Exercise aim: Your answer must consist solely of the number of lines that contain the word "može".

Record extracts:
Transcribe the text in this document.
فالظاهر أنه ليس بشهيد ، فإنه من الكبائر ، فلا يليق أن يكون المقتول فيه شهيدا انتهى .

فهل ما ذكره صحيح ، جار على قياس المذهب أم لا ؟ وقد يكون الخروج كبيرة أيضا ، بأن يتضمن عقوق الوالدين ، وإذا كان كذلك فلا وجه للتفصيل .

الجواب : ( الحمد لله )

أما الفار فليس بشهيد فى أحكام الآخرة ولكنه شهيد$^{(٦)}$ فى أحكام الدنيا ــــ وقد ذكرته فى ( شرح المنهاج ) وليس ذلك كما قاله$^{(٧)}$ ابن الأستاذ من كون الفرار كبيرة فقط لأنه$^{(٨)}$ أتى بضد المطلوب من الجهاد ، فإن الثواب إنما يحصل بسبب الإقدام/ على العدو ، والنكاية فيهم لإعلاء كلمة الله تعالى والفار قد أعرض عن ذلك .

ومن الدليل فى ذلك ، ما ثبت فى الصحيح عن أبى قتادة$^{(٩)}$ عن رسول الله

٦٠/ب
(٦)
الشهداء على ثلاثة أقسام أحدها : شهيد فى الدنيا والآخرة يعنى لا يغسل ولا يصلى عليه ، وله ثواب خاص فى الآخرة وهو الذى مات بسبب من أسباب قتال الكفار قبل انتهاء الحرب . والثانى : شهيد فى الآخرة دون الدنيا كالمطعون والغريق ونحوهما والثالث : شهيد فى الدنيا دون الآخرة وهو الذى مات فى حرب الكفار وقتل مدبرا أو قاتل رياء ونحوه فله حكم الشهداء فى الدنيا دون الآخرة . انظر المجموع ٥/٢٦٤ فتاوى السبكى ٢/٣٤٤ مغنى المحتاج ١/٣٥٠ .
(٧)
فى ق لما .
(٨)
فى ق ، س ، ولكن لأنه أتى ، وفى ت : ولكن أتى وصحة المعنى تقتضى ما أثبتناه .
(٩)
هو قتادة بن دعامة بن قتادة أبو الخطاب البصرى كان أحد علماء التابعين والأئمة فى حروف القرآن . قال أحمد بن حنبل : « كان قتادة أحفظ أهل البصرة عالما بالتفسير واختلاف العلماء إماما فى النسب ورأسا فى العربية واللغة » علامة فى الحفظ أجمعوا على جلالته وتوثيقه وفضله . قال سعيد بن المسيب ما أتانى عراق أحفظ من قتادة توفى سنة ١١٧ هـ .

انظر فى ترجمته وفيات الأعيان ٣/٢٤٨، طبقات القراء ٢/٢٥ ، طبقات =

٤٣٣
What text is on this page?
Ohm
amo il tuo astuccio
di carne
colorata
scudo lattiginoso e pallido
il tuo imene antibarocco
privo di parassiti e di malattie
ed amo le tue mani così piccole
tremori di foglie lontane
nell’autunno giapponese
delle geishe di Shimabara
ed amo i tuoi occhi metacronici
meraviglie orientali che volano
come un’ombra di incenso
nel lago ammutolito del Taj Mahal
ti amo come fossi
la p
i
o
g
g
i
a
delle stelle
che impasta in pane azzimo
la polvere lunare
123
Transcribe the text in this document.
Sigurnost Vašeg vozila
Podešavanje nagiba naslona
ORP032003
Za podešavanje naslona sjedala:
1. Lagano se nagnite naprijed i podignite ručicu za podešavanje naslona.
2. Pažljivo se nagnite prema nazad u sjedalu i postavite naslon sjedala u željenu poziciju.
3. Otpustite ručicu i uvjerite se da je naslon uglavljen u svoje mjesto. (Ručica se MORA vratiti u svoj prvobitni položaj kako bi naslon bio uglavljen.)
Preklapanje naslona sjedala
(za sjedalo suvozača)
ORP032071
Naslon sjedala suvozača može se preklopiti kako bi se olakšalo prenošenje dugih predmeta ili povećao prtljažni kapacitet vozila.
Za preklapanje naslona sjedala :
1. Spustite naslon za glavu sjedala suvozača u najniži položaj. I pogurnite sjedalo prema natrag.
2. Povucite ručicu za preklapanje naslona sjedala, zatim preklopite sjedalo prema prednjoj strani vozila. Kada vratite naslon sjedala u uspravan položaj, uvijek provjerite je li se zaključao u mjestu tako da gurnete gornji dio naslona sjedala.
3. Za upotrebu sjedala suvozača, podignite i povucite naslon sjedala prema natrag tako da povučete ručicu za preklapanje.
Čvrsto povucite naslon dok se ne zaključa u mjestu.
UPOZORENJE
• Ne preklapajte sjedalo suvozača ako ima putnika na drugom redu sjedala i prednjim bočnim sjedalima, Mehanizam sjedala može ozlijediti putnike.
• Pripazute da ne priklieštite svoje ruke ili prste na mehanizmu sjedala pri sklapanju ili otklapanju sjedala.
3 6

Response below: 2